== Data in this exercise ==

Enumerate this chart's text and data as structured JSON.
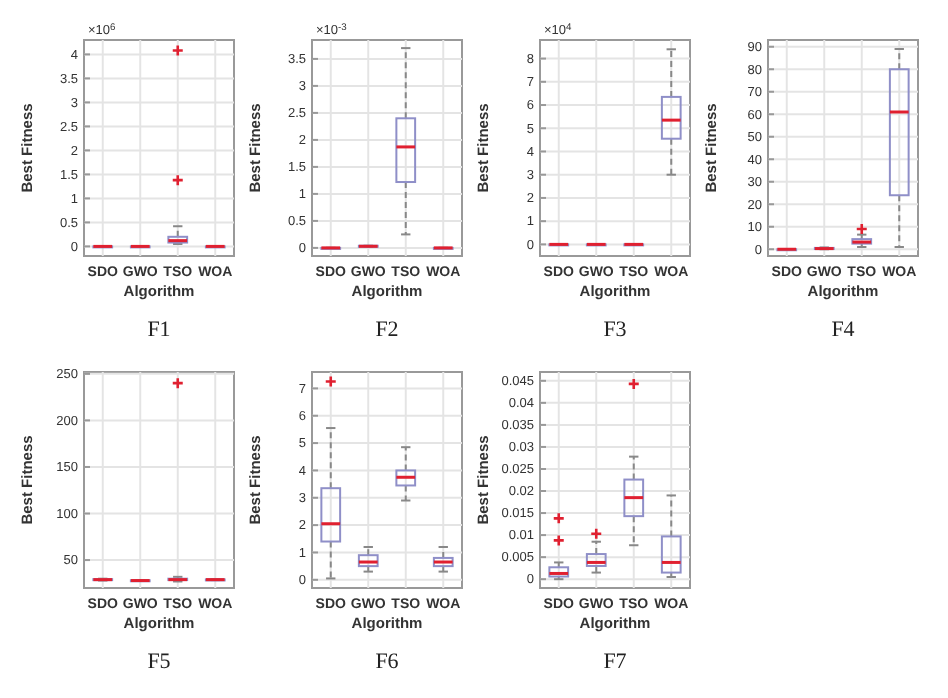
{
  "chart_data": [
    {
      "type": "box",
      "title": "F1",
      "xlabel": "Algorithm",
      "ylabel": "Best Fitness",
      "annotations": [
        "×10$^{6}$"
      ],
      "categories": [
        "SDO",
        "GWO",
        "TSO",
        "WOA"
      ],
      "ylim": [
        -0.2,
        4.3
      ],
      "yticks": [
        0,
        0.5,
        1,
        1.5,
        2,
        2.5,
        3,
        3.5,
        4
      ],
      "grid": true,
      "color": "#8f8fc8",
      "boxes": [
        {
          "low": 0,
          "q1": 0,
          "median": 0,
          "q3": 0,
          "high": 0
        },
        {
          "low": 0,
          "q1": 0,
          "median": 0,
          "q3": 0,
          "high": 0
        },
        {
          "low": 0.05,
          "q1": 0.08,
          "median": 0.12,
          "q3": 0.2,
          "high": 0.42,
          "outliers": [
            1.38,
            4.08
          ]
        },
        {
          "low": 0,
          "q1": 0,
          "median": 0,
          "q3": 0,
          "high": 0
        }
      ]
    },
    {
      "type": "box",
      "title": "F2",
      "xlabel": "Algorithm",
      "ylabel": "Best Fitness",
      "annotations": [
        "×10$^{-3}$"
      ],
      "categories": [
        "SDO",
        "GWO",
        "TSO",
        "WOA"
      ],
      "ylim": [
        -0.15,
        3.85
      ],
      "yticks": [
        0,
        0.5,
        1,
        1.5,
        2,
        2.5,
        3,
        3.5
      ],
      "grid": true,
      "color": "#8f8fc8",
      "boxes": [
        {
          "low": 0,
          "q1": 0,
          "median": 0,
          "q3": 0,
          "high": 0
        },
        {
          "low": 0.02,
          "q1": 0.02,
          "median": 0.03,
          "q3": 0.04,
          "high": 0.04
        },
        {
          "low": 0.25,
          "q1": 1.22,
          "median": 1.87,
          "q3": 2.4,
          "high": 3.7
        },
        {
          "low": 0,
          "q1": 0,
          "median": 0,
          "q3": 0,
          "high": 0
        }
      ]
    },
    {
      "type": "box",
      "title": "F3",
      "xlabel": "Algorithm",
      "ylabel": "Best Fitness",
      "annotations": [
        "×10$^{4}$"
      ],
      "categories": [
        "SDO",
        "GWO",
        "TSO",
        "WOA"
      ],
      "ylim": [
        -0.5,
        8.8
      ],
      "yticks": [
        0,
        1,
        2,
        3,
        4,
        5,
        6,
        7,
        8
      ],
      "grid": true,
      "color": "#8f8fc8",
      "boxes": [
        {
          "low": 0,
          "q1": 0,
          "median": 0,
          "q3": 0,
          "high": 0
        },
        {
          "low": 0,
          "q1": 0,
          "median": 0,
          "q3": 0,
          "high": 0
        },
        {
          "low": 0,
          "q1": 0,
          "median": 0,
          "q3": 0,
          "high": 0
        },
        {
          "low": 3.0,
          "q1": 4.55,
          "median": 5.35,
          "q3": 6.35,
          "high": 8.4
        }
      ]
    },
    {
      "type": "box",
      "title": "F4",
      "xlabel": "Algorithm",
      "ylabel": "Best Fitness",
      "categories": [
        "SDO",
        "GWO",
        "TSO",
        "WOA"
      ],
      "ylim": [
        -3,
        93
      ],
      "yticks": [
        0,
        10,
        20,
        30,
        40,
        50,
        60,
        70,
        80,
        90
      ],
      "grid": true,
      "color": "#8f8fc8",
      "boxes": [
        {
          "low": 0,
          "q1": 0,
          "median": 0,
          "q3": 0,
          "high": 0
        },
        {
          "low": 0,
          "q1": 0.1,
          "median": 0.3,
          "q3": 0.6,
          "high": 0.8
        },
        {
          "low": 1,
          "q1": 2.5,
          "median": 3.2,
          "q3": 4.5,
          "high": 6.5,
          "outliers": [
            9
          ]
        },
        {
          "low": 1,
          "q1": 24,
          "median": 61,
          "q3": 80,
          "high": 89
        }
      ]
    },
    {
      "type": "box",
      "title": "F5",
      "xlabel": "Algorithm",
      "ylabel": "Best Fitness",
      "categories": [
        "SDO",
        "GWO",
        "TSO",
        "WOA"
      ],
      "ylim": [
        20,
        252
      ],
      "yticks": [
        50,
        100,
        150,
        200,
        250
      ],
      "grid": true,
      "color": "#8f8fc8",
      "boxes": [
        {
          "low": 28,
          "q1": 28.5,
          "median": 29,
          "q3": 29.5,
          "high": 30
        },
        {
          "low": 27.5,
          "q1": 27.8,
          "median": 28,
          "q3": 28.3,
          "high": 28.5
        },
        {
          "low": 27,
          "q1": 28.5,
          "median": 29,
          "q3": 30,
          "high": 32,
          "outliers": [
            240
          ]
        },
        {
          "low": 28.5,
          "q1": 28.8,
          "median": 29,
          "q3": 29.2,
          "high": 29.5
        }
      ]
    },
    {
      "type": "box",
      "title": "F6",
      "xlabel": "Algorithm",
      "ylabel": "Best Fitness",
      "categories": [
        "SDO",
        "GWO",
        "TSO",
        "WOA"
      ],
      "ylim": [
        -0.3,
        7.6
      ],
      "yticks": [
        0,
        1,
        2,
        3,
        4,
        5,
        6,
        7
      ],
      "grid": true,
      "color": "#8f8fc8",
      "boxes": [
        {
          "low": 0.05,
          "q1": 1.4,
          "median": 2.05,
          "q3": 3.35,
          "high": 5.55,
          "outliers": [
            7.25
          ]
        },
        {
          "low": 0.3,
          "q1": 0.5,
          "median": 0.65,
          "q3": 0.9,
          "high": 1.2
        },
        {
          "low": 2.9,
          "q1": 3.45,
          "median": 3.75,
          "q3": 4.0,
          "high": 4.85
        },
        {
          "low": 0.3,
          "q1": 0.5,
          "median": 0.65,
          "q3": 0.8,
          "high": 1.2
        }
      ]
    },
    {
      "type": "box",
      "title": "F7",
      "xlabel": "Algorithm",
      "ylabel": "Best Fitness",
      "categories": [
        "SDO",
        "GWO",
        "TSO",
        "WOA"
      ],
      "ylim": [
        -0.002,
        0.047
      ],
      "yticks": [
        0,
        0.005,
        0.01,
        0.015,
        0.02,
        0.025,
        0.03,
        0.035,
        0.04,
        0.045
      ],
      "grid": true,
      "color": "#8f8fc8",
      "boxes": [
        {
          "low": 0,
          "q1": 0.0006,
          "median": 0.0013,
          "q3": 0.0027,
          "high": 0.0038,
          "outliers": [
            0.0088,
            0.0138
          ]
        },
        {
          "low": 0.0015,
          "q1": 0.003,
          "median": 0.0038,
          "q3": 0.0057,
          "high": 0.0085,
          "outliers": [
            0.0103
          ]
        },
        {
          "low": 0.0077,
          "q1": 0.0143,
          "median": 0.0185,
          "q3": 0.0226,
          "high": 0.0278,
          "outliers": [
            0.0443
          ]
        },
        {
          "low": 0.0005,
          "q1": 0.0015,
          "median": 0.0038,
          "q3": 0.0097,
          "high": 0.019
        }
      ]
    }
  ]
}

===

*Goal*
Exclude the images, then output the data above word for word.

*Output of the exercise*
Enumerate this chart's text and data as structured JSON.
{
  "chart_data": [
    {
      "type": "box",
      "title": "F1",
      "xlabel": "Algorithm",
      "ylabel": "Best Fitness",
      "annotations": [
        "×10$^{6}$"
      ],
      "categories": [
        "SDO",
        "GWO",
        "TSO",
        "WOA"
      ],
      "ylim": [
        -0.2,
        4.3
      ],
      "yticks": [
        0,
        0.5,
        1,
        1.5,
        2,
        2.5,
        3,
        3.5,
        4
      ],
      "grid": true,
      "color": "#8f8fc8",
      "boxes": [
        {
          "low": 0,
          "q1": 0,
          "median": 0,
          "q3": 0,
          "high": 0
        },
        {
          "low": 0,
          "q1": 0,
          "median": 0,
          "q3": 0,
          "high": 0
        },
        {
          "low": 0.05,
          "q1": 0.08,
          "median": 0.12,
          "q3": 0.2,
          "high": 0.42,
          "outliers": [
            1.38,
            4.08
          ]
        },
        {
          "low": 0,
          "q1": 0,
          "median": 0,
          "q3": 0,
          "high": 0
        }
      ]
    },
    {
      "type": "box",
      "title": "F2",
      "xlabel": "Algorithm",
      "ylabel": "Best Fitness",
      "annotations": [
        "×10$^{-3}$"
      ],
      "categories": [
        "SDO",
        "GWO",
        "TSO",
        "WOA"
      ],
      "ylim": [
        -0.15,
        3.85
      ],
      "yticks": [
        0,
        0.5,
        1,
        1.5,
        2,
        2.5,
        3,
        3.5
      ],
      "grid": true,
      "color": "#8f8fc8",
      "boxes": [
        {
          "low": 0,
          "q1": 0,
          "median": 0,
          "q3": 0,
          "high": 0
        },
        {
          "low": 0.02,
          "q1": 0.02,
          "median": 0.03,
          "q3": 0.04,
          "high": 0.04
        },
        {
          "low": 0.25,
          "q1": 1.22,
          "median": 1.87,
          "q3": 2.4,
          "high": 3.7
        },
        {
          "low": 0,
          "q1": 0,
          "median": 0,
          "q3": 0,
          "high": 0
        }
      ]
    },
    {
      "type": "box",
      "title": "F3",
      "xlabel": "Algorithm",
      "ylabel": "Best Fitness",
      "annotations": [
        "×10$^{4}$"
      ],
      "categories": [
        "SDO",
        "GWO",
        "TSO",
        "WOA"
      ],
      "ylim": [
        -0.5,
        8.8
      ],
      "yticks": [
        0,
        1,
        2,
        3,
        4,
        5,
        6,
        7,
        8
      ],
      "grid": true,
      "color": "#8f8fc8",
      "boxes": [
        {
          "low": 0,
          "q1": 0,
          "median": 0,
          "q3": 0,
          "high": 0
        },
        {
          "low": 0,
          "q1": 0,
          "median": 0,
          "q3": 0,
          "high": 0
        },
        {
          "low": 0,
          "q1": 0,
          "median": 0,
          "q3": 0,
          "high": 0
        },
        {
          "low": 3.0,
          "q1": 4.55,
          "median": 5.35,
          "q3": 6.35,
          "high": 8.4
        }
      ]
    },
    {
      "type": "box",
      "title": "F4",
      "xlabel": "Algorithm",
      "ylabel": "Best Fitness",
      "categories": [
        "SDO",
        "GWO",
        "TSO",
        "WOA"
      ],
      "ylim": [
        -3,
        93
      ],
      "yticks": [
        0,
        10,
        20,
        30,
        40,
        50,
        60,
        70,
        80,
        90
      ],
      "grid": true,
      "color": "#8f8fc8",
      "boxes": [
        {
          "low": 0,
          "q1": 0,
          "median": 0,
          "q3": 0,
          "high": 0
        },
        {
          "low": 0,
          "q1": 0.1,
          "median": 0.3,
          "q3": 0.6,
          "high": 0.8
        },
        {
          "low": 1,
          "q1": 2.5,
          "median": 3.2,
          "q3": 4.5,
          "high": 6.5,
          "outliers": [
            9
          ]
        },
        {
          "low": 1,
          "q1": 24,
          "median": 61,
          "q3": 80,
          "high": 89
        }
      ]
    },
    {
      "type": "box",
      "title": "F5",
      "xlabel": "Algorithm",
      "ylabel": "Best Fitness",
      "categories": [
        "SDO",
        "GWO",
        "TSO",
        "WOA"
      ],
      "ylim": [
        20,
        252
      ],
      "yticks": [
        50,
        100,
        150,
        200,
        250
      ],
      "grid": true,
      "color": "#8f8fc8",
      "boxes": [
        {
          "low": 28,
          "q1": 28.5,
          "median": 29,
          "q3": 29.5,
          "high": 30
        },
        {
          "low": 27.5,
          "q1": 27.8,
          "median": 28,
          "q3": 28.3,
          "high": 28.5
        },
        {
          "low": 27,
          "q1": 28.5,
          "median": 29,
          "q3": 30,
          "high": 32,
          "outliers": [
            240
          ]
        },
        {
          "low": 28.5,
          "q1": 28.8,
          "median": 29,
          "q3": 29.2,
          "high": 29.5
        }
      ]
    },
    {
      "type": "box",
      "title": "F6",
      "xlabel": "Algorithm",
      "ylabel": "Best Fitness",
      "categories": [
        "SDO",
        "GWO",
        "TSO",
        "WOA"
      ],
      "ylim": [
        -0.3,
        7.6
      ],
      "yticks": [
        0,
        1,
        2,
        3,
        4,
        5,
        6,
        7
      ],
      "grid": true,
      "color": "#8f8fc8",
      "boxes": [
        {
          "low": 0.05,
          "q1": 1.4,
          "median": 2.05,
          "q3": 3.35,
          "high": 5.55,
          "outliers": [
            7.25
          ]
        },
        {
          "low": 0.3,
          "q1": 0.5,
          "median": 0.65,
          "q3": 0.9,
          "high": 1.2
        },
        {
          "low": 2.9,
          "q1": 3.45,
          "median": 3.75,
          "q3": 4.0,
          "high": 4.85
        },
        {
          "low": 0.3,
          "q1": 0.5,
          "median": 0.65,
          "q3": 0.8,
          "high": 1.2
        }
      ]
    },
    {
      "type": "box",
      "title": "F7",
      "xlabel": "Algorithm",
      "ylabel": "Best Fitness",
      "categories": [
        "SDO",
        "GWO",
        "TSO",
        "WOA"
      ],
      "ylim": [
        -0.002,
        0.047
      ],
      "yticks": [
        0,
        0.005,
        0.01,
        0.015,
        0.02,
        0.025,
        0.03,
        0.035,
        0.04,
        0.045
      ],
      "grid": true,
      "color": "#8f8fc8",
      "boxes": [
        {
          "low": 0,
          "q1": 0.0006,
          "median": 0.0013,
          "q3": 0.0027,
          "high": 0.0038,
          "outliers": [
            0.0088,
            0.0138
          ]
        },
        {
          "low": 0.0015,
          "q1": 0.003,
          "median": 0.0038,
          "q3": 0.0057,
          "high": 0.0085,
          "outliers": [
            0.0103
          ]
        },
        {
          "low": 0.0077,
          "q1": 0.0143,
          "median": 0.0185,
          "q3": 0.0226,
          "high": 0.0278,
          "outliers": [
            0.0443
          ]
        },
        {
          "low": 0.0005,
          "q1": 0.0015,
          "median": 0.0038,
          "q3": 0.0097,
          "high": 0.019
        }
      ]
    }
  ]
}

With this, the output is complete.